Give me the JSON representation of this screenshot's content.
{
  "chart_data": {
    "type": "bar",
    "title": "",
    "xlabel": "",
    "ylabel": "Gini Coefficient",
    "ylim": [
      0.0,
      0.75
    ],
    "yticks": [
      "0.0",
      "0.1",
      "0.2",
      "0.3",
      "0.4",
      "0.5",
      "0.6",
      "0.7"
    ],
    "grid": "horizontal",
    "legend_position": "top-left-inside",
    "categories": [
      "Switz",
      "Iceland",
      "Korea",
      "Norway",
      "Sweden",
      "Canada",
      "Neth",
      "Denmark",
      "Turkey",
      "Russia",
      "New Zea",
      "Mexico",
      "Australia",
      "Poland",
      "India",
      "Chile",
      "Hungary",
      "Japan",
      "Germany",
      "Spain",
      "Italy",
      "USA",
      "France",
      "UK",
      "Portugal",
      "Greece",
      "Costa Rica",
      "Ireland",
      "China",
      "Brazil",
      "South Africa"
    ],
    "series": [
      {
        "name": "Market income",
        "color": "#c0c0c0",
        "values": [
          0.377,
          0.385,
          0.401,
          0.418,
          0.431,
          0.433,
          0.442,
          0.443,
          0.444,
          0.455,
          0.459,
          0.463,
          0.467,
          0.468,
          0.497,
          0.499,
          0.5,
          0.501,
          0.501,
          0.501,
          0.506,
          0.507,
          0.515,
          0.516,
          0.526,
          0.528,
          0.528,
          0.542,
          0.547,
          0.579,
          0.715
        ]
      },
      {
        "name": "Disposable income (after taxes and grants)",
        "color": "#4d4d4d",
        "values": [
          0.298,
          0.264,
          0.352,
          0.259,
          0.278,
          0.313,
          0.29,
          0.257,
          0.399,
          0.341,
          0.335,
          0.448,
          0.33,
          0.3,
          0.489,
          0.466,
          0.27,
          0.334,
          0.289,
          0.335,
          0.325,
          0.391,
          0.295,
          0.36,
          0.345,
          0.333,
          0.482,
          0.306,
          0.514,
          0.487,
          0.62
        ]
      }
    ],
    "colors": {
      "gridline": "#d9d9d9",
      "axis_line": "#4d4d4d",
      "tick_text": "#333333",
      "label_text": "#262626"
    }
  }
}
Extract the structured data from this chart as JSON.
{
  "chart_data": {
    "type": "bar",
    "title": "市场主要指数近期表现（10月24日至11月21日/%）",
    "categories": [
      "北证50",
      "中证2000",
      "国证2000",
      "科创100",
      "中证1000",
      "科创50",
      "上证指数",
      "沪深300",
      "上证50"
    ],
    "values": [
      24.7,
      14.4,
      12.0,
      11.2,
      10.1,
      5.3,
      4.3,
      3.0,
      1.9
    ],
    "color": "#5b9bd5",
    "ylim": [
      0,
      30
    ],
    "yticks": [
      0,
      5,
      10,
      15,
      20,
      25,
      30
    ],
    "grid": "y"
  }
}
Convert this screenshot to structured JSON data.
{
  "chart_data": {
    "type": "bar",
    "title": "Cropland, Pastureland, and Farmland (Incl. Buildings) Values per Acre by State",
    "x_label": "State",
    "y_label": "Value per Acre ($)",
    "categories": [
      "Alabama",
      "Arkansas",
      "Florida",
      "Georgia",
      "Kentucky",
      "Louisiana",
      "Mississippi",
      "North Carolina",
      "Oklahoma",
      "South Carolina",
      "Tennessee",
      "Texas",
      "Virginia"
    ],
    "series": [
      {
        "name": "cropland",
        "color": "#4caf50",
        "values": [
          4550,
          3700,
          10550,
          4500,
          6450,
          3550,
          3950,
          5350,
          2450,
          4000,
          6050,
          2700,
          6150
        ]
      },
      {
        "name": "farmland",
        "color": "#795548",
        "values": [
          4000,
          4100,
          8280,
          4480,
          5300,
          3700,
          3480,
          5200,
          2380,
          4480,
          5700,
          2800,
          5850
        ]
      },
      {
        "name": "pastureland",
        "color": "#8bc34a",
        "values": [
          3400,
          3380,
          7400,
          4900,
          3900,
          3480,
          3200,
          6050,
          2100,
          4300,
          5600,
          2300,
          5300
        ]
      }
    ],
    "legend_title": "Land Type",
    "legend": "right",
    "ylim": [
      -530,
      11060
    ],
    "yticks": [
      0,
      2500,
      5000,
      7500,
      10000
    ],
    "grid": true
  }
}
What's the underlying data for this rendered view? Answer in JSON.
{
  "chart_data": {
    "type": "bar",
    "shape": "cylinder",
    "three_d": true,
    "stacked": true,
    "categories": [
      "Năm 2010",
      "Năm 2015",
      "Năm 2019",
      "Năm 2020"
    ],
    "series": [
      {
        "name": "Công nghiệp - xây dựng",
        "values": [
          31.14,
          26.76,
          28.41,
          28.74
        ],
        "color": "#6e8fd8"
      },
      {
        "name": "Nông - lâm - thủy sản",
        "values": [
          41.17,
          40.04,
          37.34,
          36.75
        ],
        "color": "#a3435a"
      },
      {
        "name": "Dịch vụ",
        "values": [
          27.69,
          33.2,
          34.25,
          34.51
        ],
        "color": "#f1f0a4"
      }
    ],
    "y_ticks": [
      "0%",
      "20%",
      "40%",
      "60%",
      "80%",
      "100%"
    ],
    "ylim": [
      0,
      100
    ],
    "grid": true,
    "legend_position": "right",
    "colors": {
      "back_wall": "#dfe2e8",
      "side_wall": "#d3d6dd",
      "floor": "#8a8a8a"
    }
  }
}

--------

Work instructions
Copy every line exactly. Leave nothing out.

Output below
Give me the JSON representation of this screenshot's content.
{
  "chart_data": {
    "type": "bar",
    "title": "",
    "xlabel": "",
    "ylabel": "Gini Coefficient",
    "ylim": [
      0.0,
      0.75
    ],
    "yticks": [
      "0.0",
      "0.1",
      "0.2",
      "0.3",
      "0.4",
      "0.5",
      "0.6",
      "0.7"
    ],
    "grid": "horizontal",
    "legend_position": "top-left-inside",
    "categories": [
      "Switz",
      "Iceland",
      "Korea",
      "Norway",
      "Sweden",
      "Canada",
      "Neth",
      "Denmark",
      "Turkey",
      "Russia",
      "New Zea",
      "Mexico",
      "Australia",
      "Poland",
      "India",
      "Chile",
      "Hungary",
      "Japan",
      "Germany",
      "Spain",
      "Italy",
      "USA",
      "France",
      "UK",
      "Portugal",
      "Greece",
      "Costa Rica",
      "Ireland",
      "China",
      "Brazil",
      "South Africa"
    ],
    "series": [
      {
        "name": "Market income",
        "color": "#c0c0c0",
        "values": [
          0.377,
          0.385,
          0.401,
          0.418,
          0.431,
          0.433,
          0.442,
          0.443,
          0.444,
          0.455,
          0.459,
          0.463,
          0.467,
          0.468,
          0.497,
          0.499,
          0.5,
          0.501,
          0.501,
          0.501,
          0.506,
          0.507,
          0.515,
          0.516,
          0.526,
          0.528,
          0.528,
          0.542,
          0.547,
          0.579,
          0.715
        ]
      },
      {
        "name": "Disposable income (after taxes and grants)",
        "color": "#4d4d4d",
        "values": [
          0.298,
          0.264,
          0.352,
          0.259,
          0.278,
          0.313,
          0.29,
          0.257,
          0.399,
          0.341,
          0.335,
          0.448,
          0.33,
          0.3,
          0.489,
          0.466,
          0.27,
          0.334,
          0.289,
          0.335,
          0.325,
          0.391,
          0.295,
          0.36,
          0.345,
          0.333,
          0.482,
          0.306,
          0.514,
          0.487,
          0.62
        ]
      }
    ],
    "colors": {
      "gridline": "#d9d9d9",
      "axis_line": "#4d4d4d",
      "tick_text": "#333333",
      "label_text": "#262626"
    }
  }
}
Extract the structured data from this chart as JSON.
{
  "chart_data": {
    "type": "bar",
    "title": "市场主要指数近期表现（10月24日至11月21日/%）",
    "categories": [
      "北证50",
      "中证2000",
      "国证2000",
      "科创100",
      "中证1000",
      "科创50",
      "上证指数",
      "沪深300",
      "上证50"
    ],
    "values": [
      24.7,
      14.4,
      12.0,
      11.2,
      10.1,
      5.3,
      4.3,
      3.0,
      1.9
    ],
    "color": "#5b9bd5",
    "ylim": [
      0,
      30
    ],
    "yticks": [
      0,
      5,
      10,
      15,
      20,
      25,
      30
    ],
    "grid": "y"
  }
}
Convert this screenshot to structured JSON data.
{
  "chart_data": {
    "type": "bar",
    "title": "Cropland, Pastureland, and Farmland (Incl. Buildings) Values per Acre by State",
    "x_label": "State",
    "y_label": "Value per Acre ($)",
    "categories": [
      "Alabama",
      "Arkansas",
      "Florida",
      "Georgia",
      "Kentucky",
      "Louisiana",
      "Mississippi",
      "North Carolina",
      "Oklahoma",
      "South Carolina",
      "Tennessee",
      "Texas",
      "Virginia"
    ],
    "series": [
      {
        "name": "cropland",
        "color": "#4caf50",
        "values": [
          4550,
          3700,
          10550,
          4500,
          6450,
          3550,
          3950,
          5350,
          2450,
          4000,
          6050,
          2700,
          6150
        ]
      },
      {
        "name": "farmland",
        "color": "#795548",
        "values": [
          4000,
          4100,
          8280,
          4480,
          5300,
          3700,
          3480,
          5200,
          2380,
          4480,
          5700,
          2800,
          5850
        ]
      },
      {
        "name": "pastureland",
        "color": "#8bc34a",
        "values": [
          3400,
          3380,
          7400,
          4900,
          3900,
          3480,
          3200,
          6050,
          2100,
          4300,
          5600,
          2300,
          5300
        ]
      }
    ],
    "legend_title": "Land Type",
    "legend": "right",
    "ylim": [
      -530,
      11060
    ],
    "yticks": [
      0,
      2500,
      5000,
      7500,
      10000
    ],
    "grid": true
  }
}
What's the underlying data for this rendered view? Answer in JSON.
{
  "chart_data": {
    "type": "bar",
    "shape": "cylinder",
    "three_d": true,
    "stacked": true,
    "categories": [
      "Năm 2010",
      "Năm 2015",
      "Năm 2019",
      "Năm 2020"
    ],
    "series": [
      {
        "name": "Công nghiệp - xây dựng",
        "values": [
          31.14,
          26.76,
          28.41,
          28.74
        ],
        "color": "#6e8fd8"
      },
      {
        "name": "Nông - lâm - thủy sản",
        "values": [
          41.17,
          40.04,
          37.34,
          36.75
        ],
        "color": "#a3435a"
      },
      {
        "name": "Dịch vụ",
        "values": [
          27.69,
          33.2,
          34.25,
          34.51
        ],
        "color": "#f1f0a4"
      }
    ],
    "y_ticks": [
      "0%",
      "20%",
      "40%",
      "60%",
      "80%",
      "100%"
    ],
    "ylim": [
      0,
      100
    ],
    "grid": true,
    "legend_position": "right",
    "colors": {
      "back_wall": "#dfe2e8",
      "side_wall": "#d3d6dd",
      "floor": "#8a8a8a"
    }
  }
}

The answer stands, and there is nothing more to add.